* _WRITTEN REQUEST_: Work out the number of lines with "plain" in them. Reply with that number and no other words.
#### RECORDS FOR THIS TASK ####
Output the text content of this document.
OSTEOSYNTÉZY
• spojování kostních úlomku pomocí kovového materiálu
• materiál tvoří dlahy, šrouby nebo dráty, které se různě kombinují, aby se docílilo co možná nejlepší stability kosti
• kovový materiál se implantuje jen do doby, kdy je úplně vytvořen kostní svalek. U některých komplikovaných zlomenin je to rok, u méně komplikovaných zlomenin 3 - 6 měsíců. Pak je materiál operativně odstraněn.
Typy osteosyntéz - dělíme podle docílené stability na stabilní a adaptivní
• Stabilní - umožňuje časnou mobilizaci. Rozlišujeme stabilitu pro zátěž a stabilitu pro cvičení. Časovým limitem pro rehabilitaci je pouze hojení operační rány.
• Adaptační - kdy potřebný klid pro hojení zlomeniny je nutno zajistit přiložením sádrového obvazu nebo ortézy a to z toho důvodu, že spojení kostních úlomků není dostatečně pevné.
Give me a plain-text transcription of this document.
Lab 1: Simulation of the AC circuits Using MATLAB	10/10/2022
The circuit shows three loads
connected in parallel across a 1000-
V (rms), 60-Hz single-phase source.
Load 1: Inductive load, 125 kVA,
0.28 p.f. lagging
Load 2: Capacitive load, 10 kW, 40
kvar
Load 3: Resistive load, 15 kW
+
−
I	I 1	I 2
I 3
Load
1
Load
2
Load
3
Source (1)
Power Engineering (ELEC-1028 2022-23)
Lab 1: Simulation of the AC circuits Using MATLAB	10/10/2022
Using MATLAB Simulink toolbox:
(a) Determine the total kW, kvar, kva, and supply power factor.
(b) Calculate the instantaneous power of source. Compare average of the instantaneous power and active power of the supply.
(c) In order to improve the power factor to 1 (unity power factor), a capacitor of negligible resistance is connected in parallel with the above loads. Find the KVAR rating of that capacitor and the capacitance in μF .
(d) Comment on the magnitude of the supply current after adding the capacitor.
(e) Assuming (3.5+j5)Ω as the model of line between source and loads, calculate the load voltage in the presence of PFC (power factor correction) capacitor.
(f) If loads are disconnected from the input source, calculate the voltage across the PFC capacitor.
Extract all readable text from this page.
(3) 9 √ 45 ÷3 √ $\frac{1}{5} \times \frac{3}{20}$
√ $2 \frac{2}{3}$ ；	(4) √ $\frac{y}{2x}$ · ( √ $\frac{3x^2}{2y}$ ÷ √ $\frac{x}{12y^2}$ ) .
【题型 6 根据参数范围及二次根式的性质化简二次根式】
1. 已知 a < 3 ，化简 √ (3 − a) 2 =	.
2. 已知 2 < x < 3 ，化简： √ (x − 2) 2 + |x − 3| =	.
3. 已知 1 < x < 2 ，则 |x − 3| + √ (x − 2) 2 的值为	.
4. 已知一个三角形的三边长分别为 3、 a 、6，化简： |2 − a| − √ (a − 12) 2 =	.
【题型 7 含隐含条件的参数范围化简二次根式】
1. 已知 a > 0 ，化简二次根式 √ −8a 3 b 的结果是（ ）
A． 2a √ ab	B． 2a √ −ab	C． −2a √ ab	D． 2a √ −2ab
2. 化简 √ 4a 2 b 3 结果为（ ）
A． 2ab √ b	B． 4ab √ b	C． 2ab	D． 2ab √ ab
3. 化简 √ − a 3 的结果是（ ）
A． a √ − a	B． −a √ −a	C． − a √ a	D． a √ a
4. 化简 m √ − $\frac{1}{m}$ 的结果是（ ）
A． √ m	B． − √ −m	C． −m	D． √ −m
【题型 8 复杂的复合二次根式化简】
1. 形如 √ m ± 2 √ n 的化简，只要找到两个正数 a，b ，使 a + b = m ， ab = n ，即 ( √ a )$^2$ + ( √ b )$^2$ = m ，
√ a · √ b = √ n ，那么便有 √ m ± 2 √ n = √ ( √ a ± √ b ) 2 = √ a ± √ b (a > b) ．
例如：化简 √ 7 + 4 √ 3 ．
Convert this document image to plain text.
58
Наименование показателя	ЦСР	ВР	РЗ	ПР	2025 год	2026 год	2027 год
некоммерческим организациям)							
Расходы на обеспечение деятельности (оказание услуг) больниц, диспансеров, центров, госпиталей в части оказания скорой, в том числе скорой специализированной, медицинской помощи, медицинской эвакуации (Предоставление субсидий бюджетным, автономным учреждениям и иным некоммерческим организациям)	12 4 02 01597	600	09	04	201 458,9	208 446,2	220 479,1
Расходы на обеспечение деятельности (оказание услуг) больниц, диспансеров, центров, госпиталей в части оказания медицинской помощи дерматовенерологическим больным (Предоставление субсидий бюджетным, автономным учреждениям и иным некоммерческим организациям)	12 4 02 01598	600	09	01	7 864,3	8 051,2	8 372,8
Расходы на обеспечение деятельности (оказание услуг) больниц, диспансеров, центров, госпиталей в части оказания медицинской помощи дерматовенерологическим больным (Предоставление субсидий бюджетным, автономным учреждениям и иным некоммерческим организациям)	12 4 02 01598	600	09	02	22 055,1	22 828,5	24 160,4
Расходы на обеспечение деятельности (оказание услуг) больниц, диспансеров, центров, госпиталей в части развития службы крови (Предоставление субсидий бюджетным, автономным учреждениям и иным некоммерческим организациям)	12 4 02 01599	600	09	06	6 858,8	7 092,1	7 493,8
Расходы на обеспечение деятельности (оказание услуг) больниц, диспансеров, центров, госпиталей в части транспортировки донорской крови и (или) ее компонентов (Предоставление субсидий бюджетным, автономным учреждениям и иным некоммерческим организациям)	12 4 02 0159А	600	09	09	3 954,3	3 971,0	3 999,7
####
* _ANSWER BELOW_: 2